(Items from a dataset)
- - - -

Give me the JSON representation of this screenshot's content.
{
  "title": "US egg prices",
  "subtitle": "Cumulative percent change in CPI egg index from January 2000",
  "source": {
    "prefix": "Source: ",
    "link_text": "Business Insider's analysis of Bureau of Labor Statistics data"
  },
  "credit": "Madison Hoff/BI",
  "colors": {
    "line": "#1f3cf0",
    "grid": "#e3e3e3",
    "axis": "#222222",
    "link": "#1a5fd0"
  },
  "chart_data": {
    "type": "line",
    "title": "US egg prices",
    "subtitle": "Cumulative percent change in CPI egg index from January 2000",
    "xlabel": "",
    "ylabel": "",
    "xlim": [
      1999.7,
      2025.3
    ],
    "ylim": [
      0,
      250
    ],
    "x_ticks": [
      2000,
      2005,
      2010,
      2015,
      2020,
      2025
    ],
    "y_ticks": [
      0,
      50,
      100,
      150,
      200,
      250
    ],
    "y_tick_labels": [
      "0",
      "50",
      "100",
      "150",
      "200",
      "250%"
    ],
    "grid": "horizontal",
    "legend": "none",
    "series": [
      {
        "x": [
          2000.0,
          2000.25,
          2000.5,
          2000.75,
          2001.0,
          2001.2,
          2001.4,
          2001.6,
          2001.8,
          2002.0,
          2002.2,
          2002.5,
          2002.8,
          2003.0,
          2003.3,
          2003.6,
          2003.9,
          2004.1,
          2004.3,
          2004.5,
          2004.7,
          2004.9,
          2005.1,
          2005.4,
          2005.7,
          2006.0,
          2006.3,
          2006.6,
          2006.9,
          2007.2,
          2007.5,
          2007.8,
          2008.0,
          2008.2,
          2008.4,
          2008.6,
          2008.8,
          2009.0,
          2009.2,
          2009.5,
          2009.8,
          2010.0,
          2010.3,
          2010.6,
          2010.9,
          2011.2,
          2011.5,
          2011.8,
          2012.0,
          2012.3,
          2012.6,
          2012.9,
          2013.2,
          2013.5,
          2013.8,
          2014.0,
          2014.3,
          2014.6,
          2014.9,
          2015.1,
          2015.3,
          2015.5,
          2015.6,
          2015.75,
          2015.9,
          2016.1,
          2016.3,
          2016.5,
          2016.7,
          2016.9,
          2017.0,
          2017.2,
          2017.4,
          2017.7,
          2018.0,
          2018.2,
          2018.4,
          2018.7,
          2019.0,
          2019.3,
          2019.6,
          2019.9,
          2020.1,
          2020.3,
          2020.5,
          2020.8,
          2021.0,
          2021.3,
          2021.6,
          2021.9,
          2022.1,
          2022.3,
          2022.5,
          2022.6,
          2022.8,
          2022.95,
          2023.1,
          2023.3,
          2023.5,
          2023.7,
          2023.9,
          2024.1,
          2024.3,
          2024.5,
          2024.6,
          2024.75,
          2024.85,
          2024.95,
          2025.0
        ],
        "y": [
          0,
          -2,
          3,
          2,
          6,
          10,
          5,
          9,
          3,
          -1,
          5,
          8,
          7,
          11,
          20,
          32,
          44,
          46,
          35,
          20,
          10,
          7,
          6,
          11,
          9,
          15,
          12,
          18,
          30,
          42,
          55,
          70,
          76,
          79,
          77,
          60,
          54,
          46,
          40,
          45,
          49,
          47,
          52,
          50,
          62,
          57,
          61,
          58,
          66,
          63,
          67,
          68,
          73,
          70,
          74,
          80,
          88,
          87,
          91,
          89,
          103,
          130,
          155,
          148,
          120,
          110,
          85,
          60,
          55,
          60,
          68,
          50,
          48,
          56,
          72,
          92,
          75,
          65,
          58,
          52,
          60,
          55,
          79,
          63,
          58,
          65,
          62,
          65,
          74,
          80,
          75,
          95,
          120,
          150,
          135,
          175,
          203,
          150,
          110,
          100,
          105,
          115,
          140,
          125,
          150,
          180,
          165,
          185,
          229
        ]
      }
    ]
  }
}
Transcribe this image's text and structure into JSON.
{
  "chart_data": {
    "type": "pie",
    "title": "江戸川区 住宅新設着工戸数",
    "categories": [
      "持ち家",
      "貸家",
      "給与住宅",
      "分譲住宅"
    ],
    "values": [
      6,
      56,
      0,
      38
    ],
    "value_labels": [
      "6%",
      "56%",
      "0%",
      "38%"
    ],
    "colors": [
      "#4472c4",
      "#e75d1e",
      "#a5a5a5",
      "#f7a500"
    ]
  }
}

- - - -

Word for word, write out the data.

▸ **COMPLETED TASK**
Give me the JSON representation of this screenshot's content.
{
  "title": "US egg prices",
  "subtitle": "Cumulative percent change in CPI egg index from January 2000",
  "source": {
    "prefix": "Source: ",
    "link_text": "Business Insider's analysis of Bureau of Labor Statistics data"
  },
  "credit": "Madison Hoff/BI",
  "colors": {
    "line": "#1f3cf0",
    "grid": "#e3e3e3",
    "axis": "#222222",
    "link": "#1a5fd0"
  },
  "chart_data": {
    "type": "line",
    "title": "US egg prices",
    "subtitle": "Cumulative percent change in CPI egg index from January 2000",
    "xlabel": "",
    "ylabel": "",
    "xlim": [
      1999.7,
      2025.3
    ],
    "ylim": [
      0,
      250
    ],
    "x_ticks": [
      2000,
      2005,
      2010,
      2015,
      2020,
      2025
    ],
    "y_ticks": [
      0,
      50,
      100,
      150,
      200,
      250
    ],
    "y_tick_labels": [
      "0",
      "50",
      "100",
      "150",
      "200",
      "250%"
    ],
    "grid": "horizontal",
    "legend": "none",
    "series": [
      {
        "x": [
          2000.0,
          2000.25,
          2000.5,
          2000.75,
          2001.0,
          2001.2,
          2001.4,
          2001.6,
          2001.8,
          2002.0,
          2002.2,
          2002.5,
          2002.8,
          2003.0,
          2003.3,
          2003.6,
          2003.9,
          2004.1,
          2004.3,
          2004.5,
          2004.7,
          2004.9,
          2005.1,
          2005.4,
          2005.7,
          2006.0,
          2006.3,
          2006.6,
          2006.9,
          2007.2,
          2007.5,
          2007.8,
          2008.0,
          2008.2,
          2008.4,
          2008.6,
          2008.8,
          2009.0,
          2009.2,
          2009.5,
          2009.8,
          2010.0,
          2010.3,
          2010.6,
          2010.9,
          2011.2,
          2011.5,
          2011.8,
          2012.0,
          2012.3,
          2012.6,
          2012.9,
          2013.2,
          2013.5,
          2013.8,
          2014.0,
          2014.3,
          2014.6,
          2014.9,
          2015.1,
          2015.3,
          2015.5,
          2015.6,
          2015.75,
          2015.9,
          2016.1,
          2016.3,
          2016.5,
          2016.7,
          2016.9,
          2017.0,
          2017.2,
          2017.4,
          2017.7,
          2018.0,
          2018.2,
          2018.4,
          2018.7,
          2019.0,
          2019.3,
          2019.6,
          2019.9,
          2020.1,
          2020.3,
          2020.5,
          2020.8,
          2021.0,
          2021.3,
          2021.6,
          2021.9,
          2022.1,
          2022.3,
          2022.5,
          2022.6,
          2022.8,
          2022.95,
          2023.1,
          2023.3,
          2023.5,
          2023.7,
          2023.9,
          2024.1,
          2024.3,
          2024.5,
          2024.6,
          2024.75,
          2024.85,
          2024.95,
          2025.0
        ],
        "y": [
          0,
          -2,
          3,
          2,
          6,
          10,
          5,
          9,
          3,
          -1,
          5,
          8,
          7,
          11,
          20,
          32,
          44,
          46,
          35,
          20,
          10,
          7,
          6,
          11,
          9,
          15,
          12,
          18,
          30,
          42,
          55,
          70,
          76,
          79,
          77,
          60,
          54,
          46,
          40,
          45,
          49,
          47,
          52,
          50,
          62,
          57,
          61,
          58,
          66,
          63,
          67,
          68,
          73,
          70,
          74,
          80,
          88,
          87,
          91,
          89,
          103,
          130,
          155,
          148,
          120,
          110,
          85,
          60,
          55,
          60,
          68,
          50,
          48,
          56,
          72,
          92,
          75,
          65,
          58,
          52,
          60,
          55,
          79,
          63,
          58,
          65,
          62,
          65,
          74,
          80,
          75,
          95,
          120,
          150,
          135,
          175,
          203,
          150,
          110,
          100,
          105,
          115,
          140,
          125,
          150,
          180,
          165,
          185,
          229
        ]
      }
    ]
  }
}
Transcribe this image's text and structure into JSON.
{
  "chart_data": {
    "type": "pie",
    "title": "江戸川区 住宅新設着工戸数",
    "categories": [
      "持ち家",
      "貸家",
      "給与住宅",
      "分譲住宅"
    ],
    "values": [
      6,
      56,
      0,
      38
    ],
    "value_labels": [
      "6%",
      "56%",
      "0%",
      "38%"
    ],
    "colors": [
      "#4472c4",
      "#e75d1e",
      "#a5a5a5",
      "#f7a500"
    ]
  }
}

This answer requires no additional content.